● TRECHO PARA LEITURA

========

Importante mencionar ainda que a NR 07 traz a obrigatoriedade de exame de retorno ao trabalho apenas àqueles que se afastaram por mais de 30 dias, portanto, em caso de afastamento por COVID-19 por período menor não há qualquer exigência legal para o referido exame.
2) Quanto ao afastamento de trabalhadores para quarentena ou isolamento relacionados à COVID-19
Aqui vale lembrar que, quanto ao afastamento de trabalhadores para quarentena ou isolamento relacionados à COVID-19, a Nota evidenciou a previsão de quatorze dias estabelecida pela Portaria 20/20 em três ocasiões específicas: a) casos confirmados, b) casos suspeitos ou x) contatantes de casos confirmados.

========

● SEU OBJETIVO
Retome o trecho sobre o afastamento de trabalhadores por COVID-19, escrevendo a partir da última frase dele.

========

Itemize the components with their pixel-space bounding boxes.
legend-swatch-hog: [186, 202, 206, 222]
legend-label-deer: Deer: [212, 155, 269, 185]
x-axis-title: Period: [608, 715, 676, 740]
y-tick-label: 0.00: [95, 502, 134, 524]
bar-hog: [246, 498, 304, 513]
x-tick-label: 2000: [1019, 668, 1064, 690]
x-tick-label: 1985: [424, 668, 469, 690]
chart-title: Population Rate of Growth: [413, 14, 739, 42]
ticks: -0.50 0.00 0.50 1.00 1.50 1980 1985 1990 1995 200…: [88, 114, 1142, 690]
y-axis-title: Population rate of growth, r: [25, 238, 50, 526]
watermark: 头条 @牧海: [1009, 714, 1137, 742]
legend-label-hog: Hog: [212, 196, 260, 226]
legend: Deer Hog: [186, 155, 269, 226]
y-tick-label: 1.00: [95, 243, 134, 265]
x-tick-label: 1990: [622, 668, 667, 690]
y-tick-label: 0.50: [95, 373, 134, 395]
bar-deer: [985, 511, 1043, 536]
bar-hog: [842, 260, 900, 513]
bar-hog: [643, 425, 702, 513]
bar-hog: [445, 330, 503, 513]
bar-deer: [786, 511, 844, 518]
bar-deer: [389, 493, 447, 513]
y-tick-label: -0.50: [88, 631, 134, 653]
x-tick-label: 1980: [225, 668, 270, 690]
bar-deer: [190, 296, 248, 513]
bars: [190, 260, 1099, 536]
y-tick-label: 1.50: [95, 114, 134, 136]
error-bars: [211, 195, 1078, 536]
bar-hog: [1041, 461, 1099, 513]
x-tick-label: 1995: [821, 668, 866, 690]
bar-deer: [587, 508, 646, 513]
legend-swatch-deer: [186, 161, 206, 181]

========

● RESPOSTA À TAREFA
Desse modo, não cabe a determinação de prazos diferentes do previsto naquele documento legal, seja pela inspeção do trabalho ou por qualquer outro agente público, nas situações relacionadas à COVID-19.
Quanto aos contatantes de casos suspeitos deve haver um monitoramento juntamente com uma busca ativa dentro do estabelecimento, incluindo, nos termos do item 2.7 da Portaria 20/2020: canais de comunicação com os trabalhadores referente ao aparecimento de sinais ou sintomas, podendo se realizadas enquetes por meio físico ou eletrônico, contato telefônico ou canais de atendimento e triagem na entrada do estabelecimento por meio de medição de temperatura corporal, inclusive de terceirizados e, a partir da análise dos dados coletados, reavaliar as medidas de proteção adotadas.
3) Quanto aos deveres dos médicos coordenadores do PCMSO ou responsáveis pelo exame médico de trabalhadores na emissão de CAT
De acordo com a Nota Técnica, todas os deveres atribuídos ao Médico do Trabalho previstos na Norma Regulamentadora nº 7 estão em consonância ao disposto no Código de Ética Médica e definições do Conselho Federal de Medicina.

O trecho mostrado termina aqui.